The best evidence of that firm commitment would be written confirmation for delivery into settlement or transfer. In contrast, an agreement made at the time of the sale for a lender to provide the borrower with securities on a ‘best endeavours basis’ cannot provide a presently exercisable and unconditional right to vest the financial product. We recognise that arrangements between lenders and borrowers will vary. Whether the arrangements are sufficient to reflect a presently exercisable and unconditional right to vest will depend on the particular circumstances of these arrangements.

### Recorded information
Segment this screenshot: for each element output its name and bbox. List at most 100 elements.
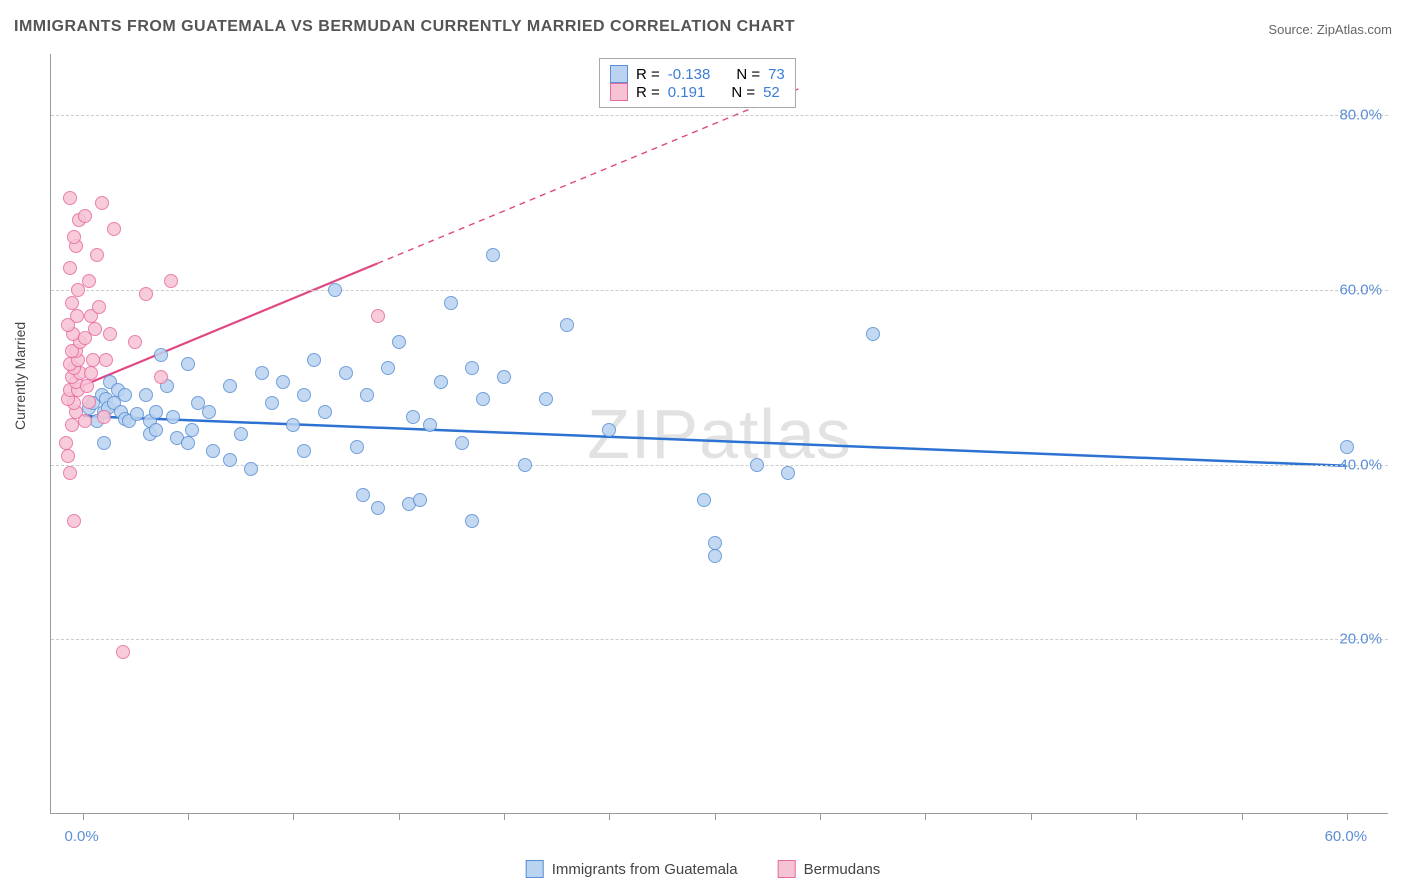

### Brief
Answer these about the passage on lender and borrower arrangements:
1. What would be the best evidence of the firm commitment?
2. What agreement cannot provide a presently exercisable and unconditional right to vest the financial product?
3. On what does it depend whether the arrangements are sufficient to reflect such a right?

### Solution for this task
1. Written confirmation for delivery into settlement or transfer.
2. An agreement made at the time of the sale for a lender to provide the borrower with securities on a "best endeavours basis."
3. The particular circumstances of those arrangements.